_What you will do_.
Return each line of the listing below, unchanged, and omit the images.

_Exercise inputs_.
....

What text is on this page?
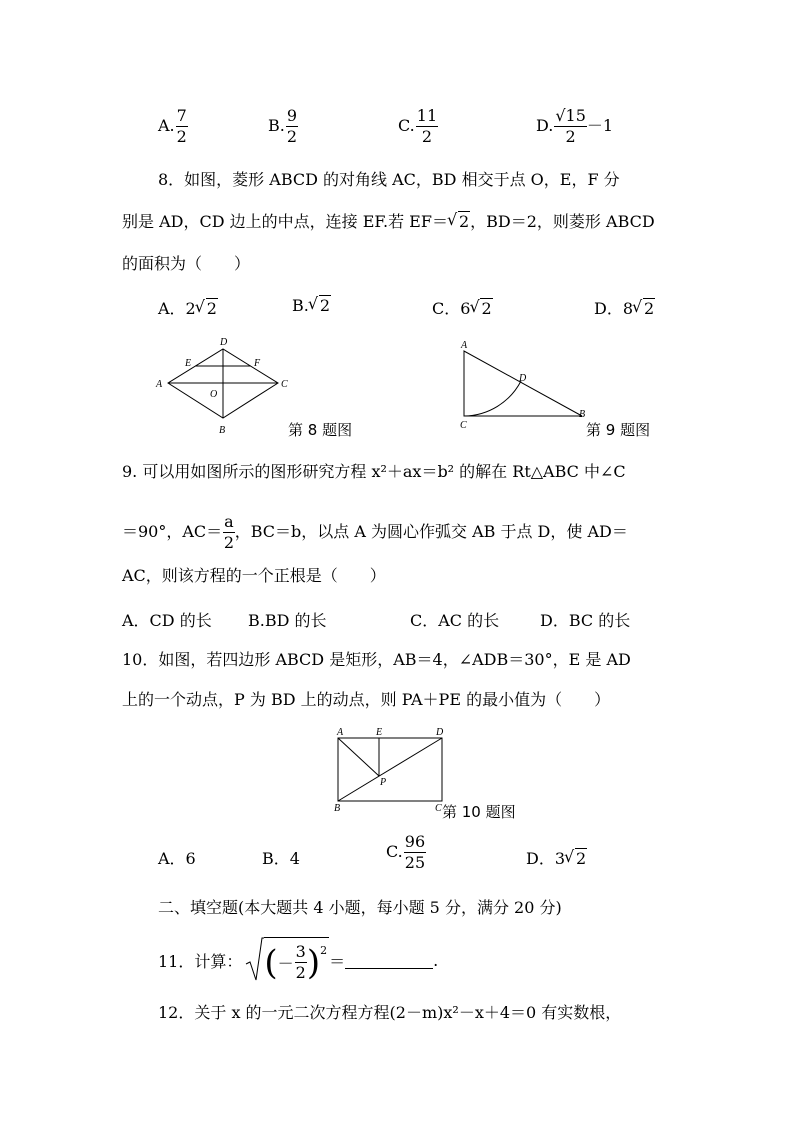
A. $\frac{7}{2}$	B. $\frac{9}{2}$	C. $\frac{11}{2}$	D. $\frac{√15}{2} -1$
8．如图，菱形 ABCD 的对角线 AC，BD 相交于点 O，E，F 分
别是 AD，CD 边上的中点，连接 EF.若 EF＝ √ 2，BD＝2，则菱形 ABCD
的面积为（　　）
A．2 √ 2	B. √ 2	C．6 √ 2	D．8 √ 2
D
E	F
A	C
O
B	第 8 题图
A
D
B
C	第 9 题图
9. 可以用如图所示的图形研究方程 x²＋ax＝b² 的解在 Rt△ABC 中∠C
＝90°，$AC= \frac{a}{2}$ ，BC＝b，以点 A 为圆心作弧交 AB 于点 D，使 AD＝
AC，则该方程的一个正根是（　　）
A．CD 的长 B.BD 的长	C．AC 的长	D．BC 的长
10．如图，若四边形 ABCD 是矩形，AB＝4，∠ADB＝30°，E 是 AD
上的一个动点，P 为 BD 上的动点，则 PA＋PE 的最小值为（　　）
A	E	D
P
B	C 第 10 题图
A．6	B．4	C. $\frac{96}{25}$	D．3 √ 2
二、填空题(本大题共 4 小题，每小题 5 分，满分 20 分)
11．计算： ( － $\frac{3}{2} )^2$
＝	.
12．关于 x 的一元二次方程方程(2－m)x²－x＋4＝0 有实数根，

....

_Expected output_.
What text is on this page?
A. $\frac{7}{2}$	B. $\frac{9}{2}$	C. $\frac{11}{2}$	D. $\frac{√15}{2} -1$
8．如图，菱形 ABCD 的对角线 AC，BD 相交于点 O，E，F 分
别是 AD，CD 边上的中点，连接 EF.若 EF＝ √ 2，BD＝2，则菱形 ABCD
的面积为（　　）
A．2 √ 2	B. √ 2	C．6 √ 2	D．8 √ 2
D
E	F
A	C
O
B	第 8 题图
A
D
B
C	第 9 题图
9. 可以用如图所示的图形研究方程 x²＋ax＝b² 的解在 Rt△ABC 中∠C
＝90°，$AC= \frac{a}{2}$ ，BC＝b，以点 A 为圆心作弧交 AB 于点 D，使 AD＝
AC，则该方程的一个正根是（　　）
A．CD 的长 B.BD 的长	C．AC 的长	D．BC 的长
10．如图，若四边形 ABCD 是矩形，AB＝4，∠ADB＝30°，E 是 AD
上的一个动点，P 为 BD 上的动点，则 PA＋PE 的最小值为（　　）
A	E	D
P
B	C 第 10 题图
A．6	B．4	C. $\frac{96}{25}$	D．3 √ 2
二、填空题(本大题共 4 小题，每小题 5 分，满分 20 分)
11．计算： ( － $\frac{3}{2} )^2$
＝	.
12．关于 x 的一元二次方程方程(2－m)x²－x＋4＝0 有实数根，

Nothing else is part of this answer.